*RECORDS SUPPLIED*
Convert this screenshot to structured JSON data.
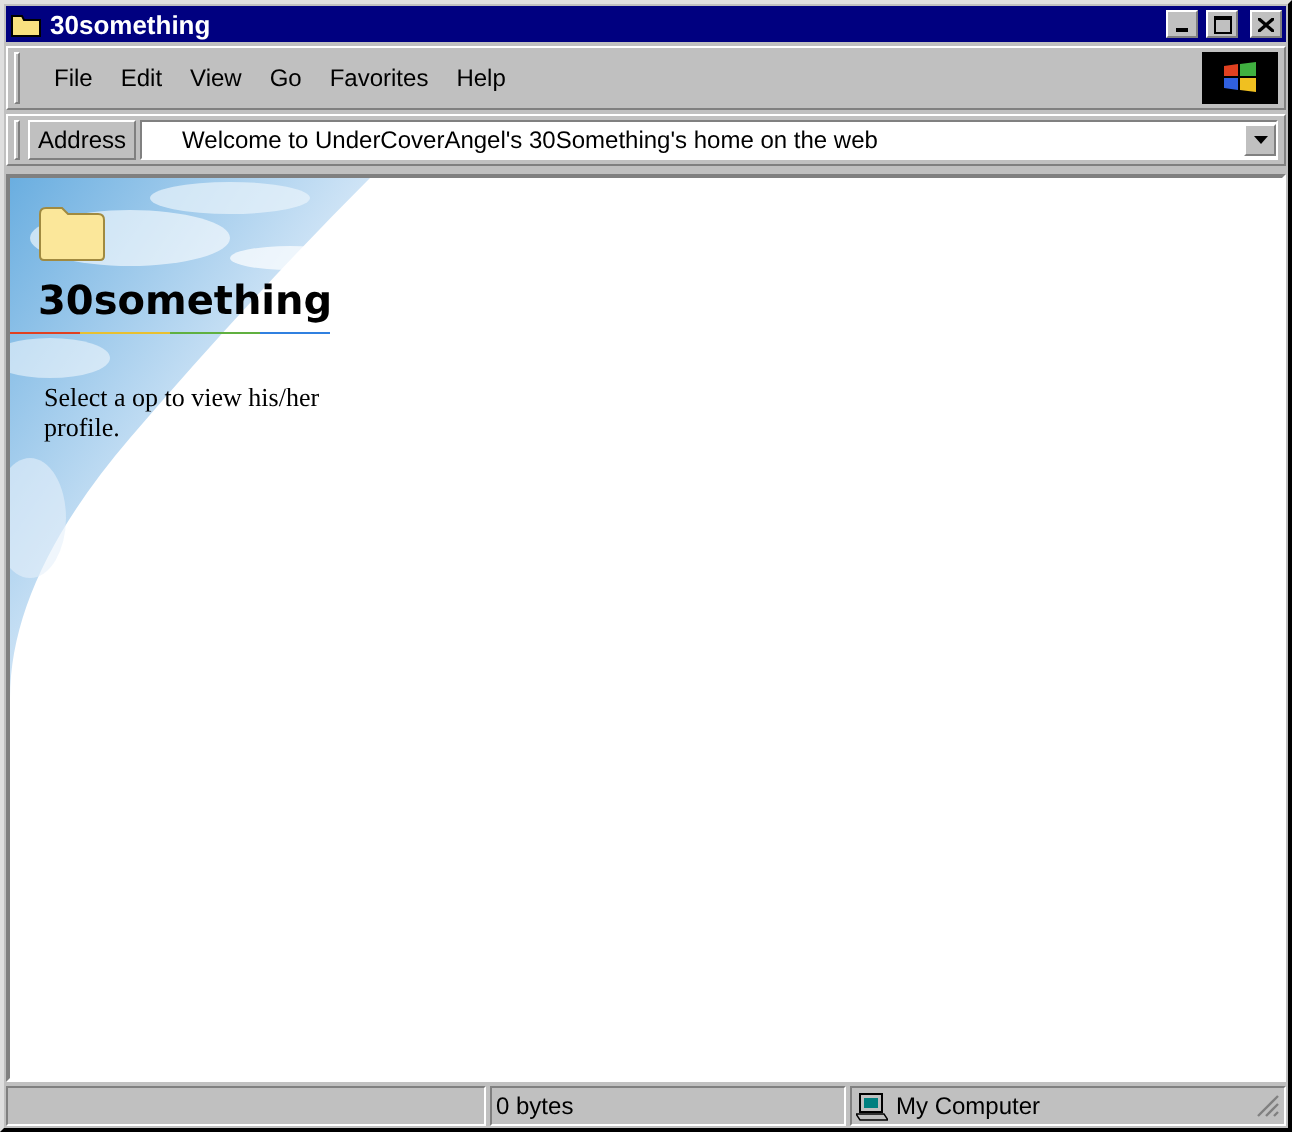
{
  "window": {
    "title": "30something"
  },
  "menu": [
    "File",
    "Edit",
    "View",
    "Go",
    "Favorites",
    "Help"
  ],
  "address": {
    "label": "Address",
    "value": "Welcome to UnderCoverAngel's 30Something's home on the web"
  },
  "page": {
    "heading": "30something",
    "text": "Select a op to view his/her profile."
  },
  "status_bar": {
    "size": "0 bytes",
    "zone": "My Computer"
  }
}
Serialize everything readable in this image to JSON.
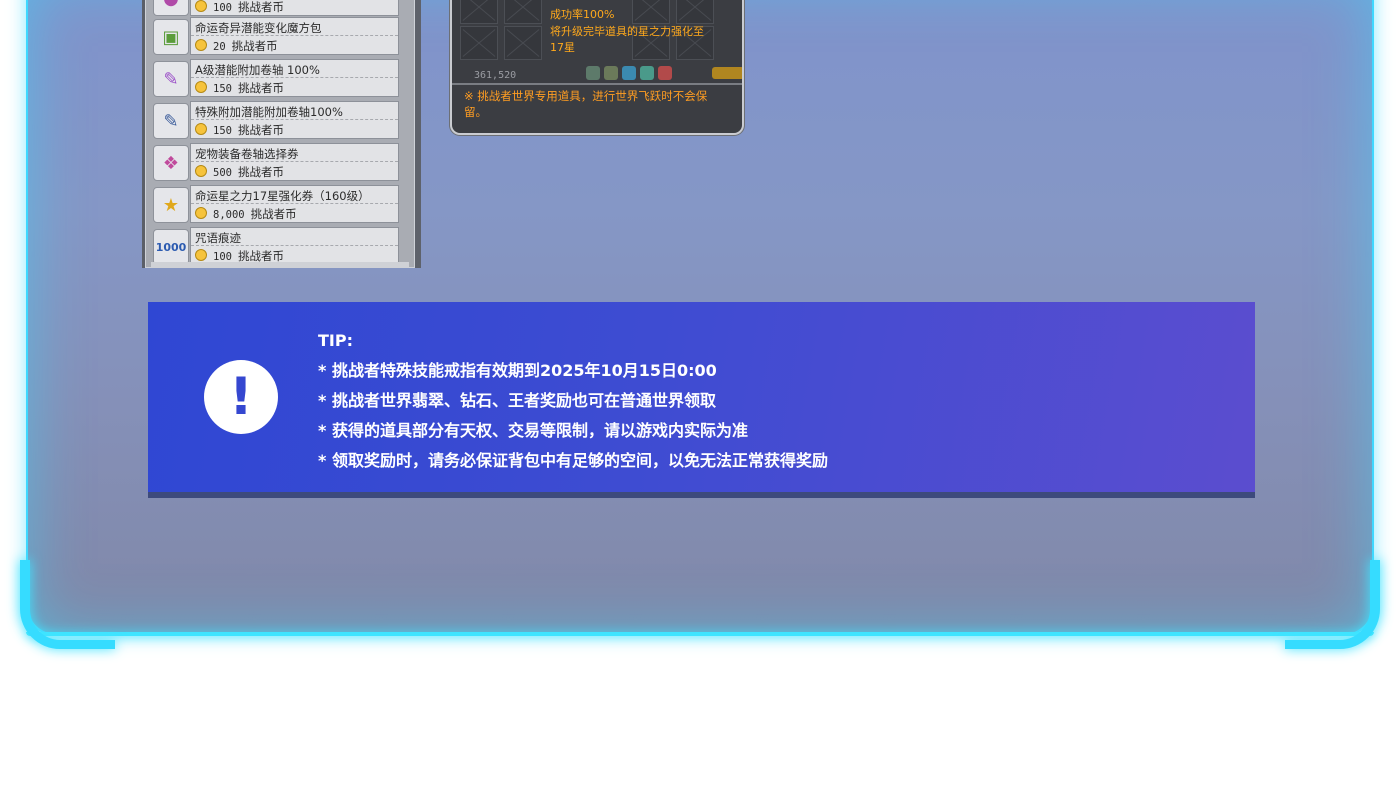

*WHAT THE TASK ASKS*
Write out every entry again word for word, without any of the pictures.

*CORRECT OUTPUT*
Convert this screenshot to structured JSON data.
{
  "window": {
    "title": "30something"
  },
  "menu": [
    "File",
    "Edit",
    "View",
    "Go",
    "Favorites",
    "Help"
  ],
  "address": {
    "label": "Address",
    "value": "Welcome to UnderCoverAngel's 30Something's home on the web"
  },
  "page": {
    "heading": "30something",
    "text": "Select a op to view his/her profile."
  },
  "status_bar": {
    "size": "0 bytes",
    "zone": "My Computer"
  }
}
Serialize everything readable in this image to JSON.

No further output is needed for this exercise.